#### Given problem:
Look for the string "ecologia" and copy every line that has it.

#### Provided data:

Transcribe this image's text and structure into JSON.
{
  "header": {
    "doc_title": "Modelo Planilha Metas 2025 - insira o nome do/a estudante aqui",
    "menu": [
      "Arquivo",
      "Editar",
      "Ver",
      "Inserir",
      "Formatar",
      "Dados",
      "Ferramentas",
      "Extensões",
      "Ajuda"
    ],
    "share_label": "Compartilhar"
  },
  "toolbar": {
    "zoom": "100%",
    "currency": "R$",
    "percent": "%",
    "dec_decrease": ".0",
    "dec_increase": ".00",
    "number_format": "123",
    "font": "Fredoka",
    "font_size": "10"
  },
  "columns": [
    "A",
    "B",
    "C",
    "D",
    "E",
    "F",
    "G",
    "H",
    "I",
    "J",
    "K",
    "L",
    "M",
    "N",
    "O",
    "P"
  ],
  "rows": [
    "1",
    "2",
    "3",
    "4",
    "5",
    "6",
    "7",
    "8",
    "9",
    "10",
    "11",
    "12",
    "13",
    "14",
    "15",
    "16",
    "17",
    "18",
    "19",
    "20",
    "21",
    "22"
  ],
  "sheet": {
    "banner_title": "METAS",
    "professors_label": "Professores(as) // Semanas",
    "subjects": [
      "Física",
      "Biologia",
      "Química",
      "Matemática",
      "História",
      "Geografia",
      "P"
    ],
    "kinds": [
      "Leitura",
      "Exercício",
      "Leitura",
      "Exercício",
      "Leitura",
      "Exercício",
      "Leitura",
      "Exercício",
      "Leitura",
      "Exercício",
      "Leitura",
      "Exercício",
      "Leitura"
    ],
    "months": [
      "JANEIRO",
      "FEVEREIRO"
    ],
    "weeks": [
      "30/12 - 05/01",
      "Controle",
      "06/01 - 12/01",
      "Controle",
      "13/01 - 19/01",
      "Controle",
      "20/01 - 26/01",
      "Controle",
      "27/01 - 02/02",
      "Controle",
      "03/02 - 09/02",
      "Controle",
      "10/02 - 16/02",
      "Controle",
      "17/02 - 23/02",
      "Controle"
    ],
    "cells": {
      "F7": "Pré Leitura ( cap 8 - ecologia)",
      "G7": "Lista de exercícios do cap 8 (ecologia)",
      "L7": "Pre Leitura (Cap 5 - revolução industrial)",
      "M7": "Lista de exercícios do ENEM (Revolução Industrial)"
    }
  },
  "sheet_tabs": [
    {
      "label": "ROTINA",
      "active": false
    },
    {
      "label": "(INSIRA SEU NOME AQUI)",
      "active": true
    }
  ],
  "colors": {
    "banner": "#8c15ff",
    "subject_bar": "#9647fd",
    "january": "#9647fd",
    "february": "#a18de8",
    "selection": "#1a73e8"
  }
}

#### Exercise answer:
      "F7": "Pré Leitura ( cap 8 - ecologia)",
      "G7": "Lista de exercícios do cap 8 (ecologia)",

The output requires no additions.